▶ _TEXTO DEL DOCUMENTO_:

++++++

La Cámara Federal, el primer frente
Esta semana quedó habilitado el envío de pliegos para renovar la Cámara Federal de la Capital. Se cumplieron los plazos de impugnaciones tras la salida de los camaristas Leopoldo Bruglia y Pablo Bertuzzi, cuyos traslados —dispuestos hace una década por el entonces presidente Mauricio Macri— fueron anulados por la Corte Suprema, que ordenó concursar los cargos.
Entre los favoritos para que el Ejecutivo proponga al Senado figuran Pablo Yadarola, allegado al ministro de Justicia Juan Bautista Mahiques, y el propio Bertuzzi o la fiscal Cecilia Incardona para la otra vocalía. A eso se suma una tercera vacante inminente: el juez Martín Irurzun cumple 75 años el 18 de julio y su pliego no fue elevado por el Ejecutivo para una reválida de su acuerdo.

++++++

▶ _LISTADO DE DATOS_:
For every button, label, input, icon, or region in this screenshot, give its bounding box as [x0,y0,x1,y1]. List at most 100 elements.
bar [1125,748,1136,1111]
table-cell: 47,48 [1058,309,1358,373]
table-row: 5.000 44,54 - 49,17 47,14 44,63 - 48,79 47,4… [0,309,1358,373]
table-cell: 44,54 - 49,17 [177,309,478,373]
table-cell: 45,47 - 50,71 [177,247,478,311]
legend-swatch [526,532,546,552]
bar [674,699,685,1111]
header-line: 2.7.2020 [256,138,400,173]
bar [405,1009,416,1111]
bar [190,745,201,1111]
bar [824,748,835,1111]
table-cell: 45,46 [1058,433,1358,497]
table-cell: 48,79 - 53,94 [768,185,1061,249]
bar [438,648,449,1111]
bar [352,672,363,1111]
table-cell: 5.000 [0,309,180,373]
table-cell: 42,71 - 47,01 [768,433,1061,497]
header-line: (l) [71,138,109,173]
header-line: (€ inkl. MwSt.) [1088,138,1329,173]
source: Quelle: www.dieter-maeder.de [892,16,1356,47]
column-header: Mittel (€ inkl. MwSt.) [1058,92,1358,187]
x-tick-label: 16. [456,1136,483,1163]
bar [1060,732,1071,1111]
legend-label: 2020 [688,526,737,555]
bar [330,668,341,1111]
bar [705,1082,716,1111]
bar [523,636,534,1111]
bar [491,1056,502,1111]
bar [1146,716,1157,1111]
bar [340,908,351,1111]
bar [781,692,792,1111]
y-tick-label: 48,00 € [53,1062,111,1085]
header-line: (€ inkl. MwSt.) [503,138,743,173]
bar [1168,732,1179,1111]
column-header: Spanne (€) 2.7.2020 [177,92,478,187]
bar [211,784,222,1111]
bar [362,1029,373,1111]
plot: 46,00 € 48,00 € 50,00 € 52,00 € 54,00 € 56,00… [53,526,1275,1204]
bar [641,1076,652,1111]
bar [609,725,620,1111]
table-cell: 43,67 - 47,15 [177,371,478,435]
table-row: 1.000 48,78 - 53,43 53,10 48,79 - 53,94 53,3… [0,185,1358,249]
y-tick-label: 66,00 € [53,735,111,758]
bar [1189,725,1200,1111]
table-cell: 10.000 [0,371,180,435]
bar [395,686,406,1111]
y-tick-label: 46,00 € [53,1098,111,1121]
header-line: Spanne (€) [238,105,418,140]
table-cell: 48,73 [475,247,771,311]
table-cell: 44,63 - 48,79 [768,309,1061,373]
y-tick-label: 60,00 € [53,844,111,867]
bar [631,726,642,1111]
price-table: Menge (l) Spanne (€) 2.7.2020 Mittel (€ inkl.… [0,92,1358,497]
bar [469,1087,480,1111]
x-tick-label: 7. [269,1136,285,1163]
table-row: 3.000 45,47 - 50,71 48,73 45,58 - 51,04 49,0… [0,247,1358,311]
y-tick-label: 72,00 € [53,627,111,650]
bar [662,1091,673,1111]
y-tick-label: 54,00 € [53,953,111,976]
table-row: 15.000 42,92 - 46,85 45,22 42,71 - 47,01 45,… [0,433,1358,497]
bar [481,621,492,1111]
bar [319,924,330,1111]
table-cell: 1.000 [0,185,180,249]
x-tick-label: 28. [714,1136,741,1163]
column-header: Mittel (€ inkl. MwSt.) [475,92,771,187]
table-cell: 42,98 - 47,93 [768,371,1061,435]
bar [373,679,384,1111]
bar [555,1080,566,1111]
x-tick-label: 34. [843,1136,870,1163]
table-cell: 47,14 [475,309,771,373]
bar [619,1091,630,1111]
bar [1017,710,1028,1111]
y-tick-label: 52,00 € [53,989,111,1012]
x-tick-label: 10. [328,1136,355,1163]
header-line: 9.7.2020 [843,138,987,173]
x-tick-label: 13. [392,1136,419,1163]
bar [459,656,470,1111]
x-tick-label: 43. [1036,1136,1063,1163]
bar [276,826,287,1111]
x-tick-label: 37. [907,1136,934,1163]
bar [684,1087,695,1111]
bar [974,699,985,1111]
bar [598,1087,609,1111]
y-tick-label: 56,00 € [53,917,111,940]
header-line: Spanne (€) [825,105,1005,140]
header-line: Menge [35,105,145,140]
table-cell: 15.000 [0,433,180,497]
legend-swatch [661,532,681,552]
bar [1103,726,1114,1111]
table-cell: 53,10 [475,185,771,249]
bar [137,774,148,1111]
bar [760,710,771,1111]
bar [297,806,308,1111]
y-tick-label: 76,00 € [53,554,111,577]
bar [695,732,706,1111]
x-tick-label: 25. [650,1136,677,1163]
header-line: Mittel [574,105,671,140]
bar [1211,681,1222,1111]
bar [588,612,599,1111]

++++++

▶ _CONSIGNA A_: Según el texto sobre la Cámara Federal, ¿quién dispuso los traslados de los camaristas Leopoldo Bruglia y Pablo Bertuzzi?
▶ _CONSIGNA B_: Transcribe del texto sobre la Cámara Federal el pasaje que comienza con "La Cámara Federal, el" y continúa hasta "concursar los cargos.".
Los datos constituyen un material independiente del texto.

▶ _RESPUESTA A_: El entonces presidente Mauricio Macri.

▶ _RESPUESTA B_:
La Cámara Federal, el primer frente
Esta semana quedó habilitado el envío de pliegos para renovar la Cámara Federal de la Capital. Se cumplieron los plazos de impugnaciones tras la salida de los camaristas Leopoldo Bruglia y Pablo Bertuzzi, cuyos traslados —dispuestos hace una década por el entonces presidente Mauricio Macri— fueron anulados por la Corte Suprema, que ordenó concursar los cargos.